Start Given data
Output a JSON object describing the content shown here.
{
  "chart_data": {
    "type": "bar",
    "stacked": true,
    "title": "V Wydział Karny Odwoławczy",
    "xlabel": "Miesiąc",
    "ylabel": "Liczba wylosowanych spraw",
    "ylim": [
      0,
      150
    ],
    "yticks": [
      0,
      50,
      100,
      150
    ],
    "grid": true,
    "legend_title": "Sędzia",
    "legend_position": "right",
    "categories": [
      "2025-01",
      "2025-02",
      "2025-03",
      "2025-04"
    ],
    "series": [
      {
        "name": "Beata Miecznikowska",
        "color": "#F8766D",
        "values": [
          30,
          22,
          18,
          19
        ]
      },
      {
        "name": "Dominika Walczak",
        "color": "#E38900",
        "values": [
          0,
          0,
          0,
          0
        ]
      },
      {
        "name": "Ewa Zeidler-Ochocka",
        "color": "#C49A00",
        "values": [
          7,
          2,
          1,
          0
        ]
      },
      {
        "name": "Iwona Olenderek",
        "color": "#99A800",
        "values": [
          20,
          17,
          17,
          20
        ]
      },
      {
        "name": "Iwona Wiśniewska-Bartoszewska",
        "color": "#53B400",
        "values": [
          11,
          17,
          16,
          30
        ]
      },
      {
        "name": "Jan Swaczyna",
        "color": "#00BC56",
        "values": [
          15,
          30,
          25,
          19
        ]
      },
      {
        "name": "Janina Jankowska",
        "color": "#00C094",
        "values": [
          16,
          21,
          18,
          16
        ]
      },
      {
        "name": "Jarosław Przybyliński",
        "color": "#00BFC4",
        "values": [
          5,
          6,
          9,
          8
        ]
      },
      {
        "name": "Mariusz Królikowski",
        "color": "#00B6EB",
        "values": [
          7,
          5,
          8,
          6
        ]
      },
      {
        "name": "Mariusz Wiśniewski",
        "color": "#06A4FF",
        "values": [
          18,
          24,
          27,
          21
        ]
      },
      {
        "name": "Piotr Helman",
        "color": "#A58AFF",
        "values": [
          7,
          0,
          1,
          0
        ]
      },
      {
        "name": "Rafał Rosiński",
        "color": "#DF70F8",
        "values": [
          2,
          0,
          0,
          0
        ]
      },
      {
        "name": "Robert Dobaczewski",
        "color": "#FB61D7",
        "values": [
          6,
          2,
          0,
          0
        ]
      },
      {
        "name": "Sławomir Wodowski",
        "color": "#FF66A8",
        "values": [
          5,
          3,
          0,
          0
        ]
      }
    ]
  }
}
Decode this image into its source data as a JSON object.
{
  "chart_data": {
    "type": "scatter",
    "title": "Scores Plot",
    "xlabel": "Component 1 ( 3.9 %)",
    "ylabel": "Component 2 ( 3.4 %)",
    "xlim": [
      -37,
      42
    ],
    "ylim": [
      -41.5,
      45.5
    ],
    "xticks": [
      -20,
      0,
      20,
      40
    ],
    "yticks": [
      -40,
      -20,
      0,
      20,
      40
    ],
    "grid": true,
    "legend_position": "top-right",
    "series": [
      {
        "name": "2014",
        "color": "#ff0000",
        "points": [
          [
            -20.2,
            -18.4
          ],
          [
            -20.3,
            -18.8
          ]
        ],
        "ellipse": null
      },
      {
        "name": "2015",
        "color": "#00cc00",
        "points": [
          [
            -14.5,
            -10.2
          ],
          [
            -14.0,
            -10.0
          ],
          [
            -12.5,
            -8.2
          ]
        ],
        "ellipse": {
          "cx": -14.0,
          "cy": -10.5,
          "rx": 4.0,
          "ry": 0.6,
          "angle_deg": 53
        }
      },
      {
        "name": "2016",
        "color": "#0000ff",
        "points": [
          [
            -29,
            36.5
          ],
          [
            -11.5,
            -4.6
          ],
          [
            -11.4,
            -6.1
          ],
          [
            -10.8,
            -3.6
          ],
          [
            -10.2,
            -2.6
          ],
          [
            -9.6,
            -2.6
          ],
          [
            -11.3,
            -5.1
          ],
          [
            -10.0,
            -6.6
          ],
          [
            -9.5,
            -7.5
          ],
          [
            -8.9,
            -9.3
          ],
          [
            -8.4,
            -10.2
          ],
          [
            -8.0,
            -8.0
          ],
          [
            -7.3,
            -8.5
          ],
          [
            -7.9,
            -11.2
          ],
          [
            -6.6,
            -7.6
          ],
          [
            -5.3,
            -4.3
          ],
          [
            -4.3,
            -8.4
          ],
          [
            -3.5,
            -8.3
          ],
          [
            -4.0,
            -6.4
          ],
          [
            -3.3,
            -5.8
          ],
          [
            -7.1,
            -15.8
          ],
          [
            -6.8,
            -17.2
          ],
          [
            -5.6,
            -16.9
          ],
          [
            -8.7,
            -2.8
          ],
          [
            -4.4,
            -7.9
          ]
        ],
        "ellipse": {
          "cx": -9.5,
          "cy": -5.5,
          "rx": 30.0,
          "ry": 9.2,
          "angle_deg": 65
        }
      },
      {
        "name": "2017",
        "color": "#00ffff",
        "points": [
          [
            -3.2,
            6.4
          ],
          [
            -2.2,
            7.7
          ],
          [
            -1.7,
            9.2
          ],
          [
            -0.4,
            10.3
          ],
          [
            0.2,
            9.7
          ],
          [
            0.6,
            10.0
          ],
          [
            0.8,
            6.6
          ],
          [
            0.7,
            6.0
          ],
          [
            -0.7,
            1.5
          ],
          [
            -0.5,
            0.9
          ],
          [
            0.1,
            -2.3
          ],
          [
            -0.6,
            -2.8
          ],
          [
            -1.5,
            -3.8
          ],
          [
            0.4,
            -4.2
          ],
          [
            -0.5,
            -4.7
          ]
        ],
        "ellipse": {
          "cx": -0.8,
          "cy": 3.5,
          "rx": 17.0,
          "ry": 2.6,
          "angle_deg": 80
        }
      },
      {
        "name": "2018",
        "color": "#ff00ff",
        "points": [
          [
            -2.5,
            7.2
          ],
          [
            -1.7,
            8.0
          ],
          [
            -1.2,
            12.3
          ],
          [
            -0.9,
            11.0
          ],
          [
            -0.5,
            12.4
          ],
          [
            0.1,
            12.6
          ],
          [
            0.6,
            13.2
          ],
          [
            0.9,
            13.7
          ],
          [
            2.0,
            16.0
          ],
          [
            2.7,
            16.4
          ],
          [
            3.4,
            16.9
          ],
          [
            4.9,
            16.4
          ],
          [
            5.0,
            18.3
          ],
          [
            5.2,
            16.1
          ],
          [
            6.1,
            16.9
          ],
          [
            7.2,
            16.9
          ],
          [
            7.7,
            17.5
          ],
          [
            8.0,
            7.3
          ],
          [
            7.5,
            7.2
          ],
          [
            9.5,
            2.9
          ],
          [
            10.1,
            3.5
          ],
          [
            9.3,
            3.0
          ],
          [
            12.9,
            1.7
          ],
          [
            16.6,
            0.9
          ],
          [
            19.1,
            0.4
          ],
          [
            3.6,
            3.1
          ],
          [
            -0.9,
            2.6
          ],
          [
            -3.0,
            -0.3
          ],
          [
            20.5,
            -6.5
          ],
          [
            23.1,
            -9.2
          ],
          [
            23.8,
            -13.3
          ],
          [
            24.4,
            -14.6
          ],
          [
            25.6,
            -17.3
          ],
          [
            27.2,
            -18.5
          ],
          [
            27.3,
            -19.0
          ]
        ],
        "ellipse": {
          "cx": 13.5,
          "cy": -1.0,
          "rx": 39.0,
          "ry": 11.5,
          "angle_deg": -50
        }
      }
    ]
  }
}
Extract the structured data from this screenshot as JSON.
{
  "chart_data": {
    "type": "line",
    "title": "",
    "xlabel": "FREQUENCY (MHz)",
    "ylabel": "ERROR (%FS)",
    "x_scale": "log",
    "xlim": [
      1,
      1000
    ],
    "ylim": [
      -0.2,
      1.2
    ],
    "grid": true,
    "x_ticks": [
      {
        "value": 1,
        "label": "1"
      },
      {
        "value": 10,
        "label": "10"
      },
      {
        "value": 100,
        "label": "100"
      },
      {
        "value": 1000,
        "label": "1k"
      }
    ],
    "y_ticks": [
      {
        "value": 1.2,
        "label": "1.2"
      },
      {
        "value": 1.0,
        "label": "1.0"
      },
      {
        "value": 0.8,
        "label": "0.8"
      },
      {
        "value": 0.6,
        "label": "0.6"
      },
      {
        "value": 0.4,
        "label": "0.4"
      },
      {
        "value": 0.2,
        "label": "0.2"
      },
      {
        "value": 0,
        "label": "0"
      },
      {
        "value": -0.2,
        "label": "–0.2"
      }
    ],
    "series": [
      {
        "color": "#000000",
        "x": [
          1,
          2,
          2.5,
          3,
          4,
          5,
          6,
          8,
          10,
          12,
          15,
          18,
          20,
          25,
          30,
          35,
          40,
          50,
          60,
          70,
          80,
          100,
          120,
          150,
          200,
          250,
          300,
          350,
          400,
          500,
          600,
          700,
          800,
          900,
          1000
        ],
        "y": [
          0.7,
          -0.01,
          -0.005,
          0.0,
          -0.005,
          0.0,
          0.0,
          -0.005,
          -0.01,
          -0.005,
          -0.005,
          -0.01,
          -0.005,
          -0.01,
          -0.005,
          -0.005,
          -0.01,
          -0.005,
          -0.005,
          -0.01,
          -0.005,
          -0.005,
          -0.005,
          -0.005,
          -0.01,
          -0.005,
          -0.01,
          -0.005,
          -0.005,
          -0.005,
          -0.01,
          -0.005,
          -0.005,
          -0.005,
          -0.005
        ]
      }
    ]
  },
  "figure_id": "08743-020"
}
End Given data
- _Directive_
Copy out each line in the listing that has the word "object".

- _Response below_
Output a JSON object describing the content shown here.
Decode this image into its source data as a JSON object.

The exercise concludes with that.